** START OF Excerpted records **

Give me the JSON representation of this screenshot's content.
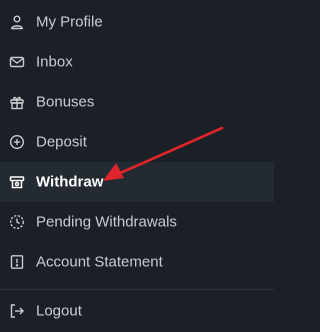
{
  "menu": {
    "items": [
      {
        "label": "My Profile",
        "icon": "user-icon"
      },
      {
        "label": "Inbox",
        "icon": "mail-icon"
      },
      {
        "label": "Bonuses",
        "icon": "gift-icon"
      },
      {
        "label": "Deposit",
        "icon": "plus-circle-icon"
      },
      {
        "label": "Withdraw",
        "icon": "withdraw-icon"
      },
      {
        "label": "Pending Withdrawals",
        "icon": "pending-clock-icon"
      },
      {
        "label": "Account Statement",
        "icon": "statement-icon"
      }
    ],
    "logout": {
      "label": "Logout",
      "icon": "logout-icon"
    },
    "active_item": "Withdraw"
  },
  "colors": {
    "background": "#1b2026",
    "active_background": "#232a31",
    "text": "#c9cdd2",
    "active_text": "#ffffff",
    "annotation_arrow": "#e0242b"
  }
}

** END OF Excerpted records **

Objective:
The material above must be printed exactly, with its pictures left out.

Final answer:
Give me the JSON representation of this screenshot's content.
{
  "menu": {
    "items": [
      {
        "label": "My Profile",
        "icon": "user-icon"
      },
      {
        "label": "Inbox",
        "icon": "mail-icon"
      },
      {
        "label": "Bonuses",
        "icon": "gift-icon"
      },
      {
        "label": "Deposit",
        "icon": "plus-circle-icon"
      },
      {
        "label": "Withdraw",
        "icon": "withdraw-icon"
      },
      {
        "label": "Pending Withdrawals",
        "icon": "pending-clock-icon"
      },
      {
        "label": "Account Statement",
        "icon": "statement-icon"
      }
    ],
    "logout": {
      "label": "Logout",
      "icon": "logout-icon"
    },
    "active_item": "Withdraw"
  },
  "colors": {
    "background": "#1b2026",
    "active_background": "#232a31",
    "text": "#c9cdd2",
    "active_text": "#ffffff",
    "annotation_arrow": "#e0242b"
  }
}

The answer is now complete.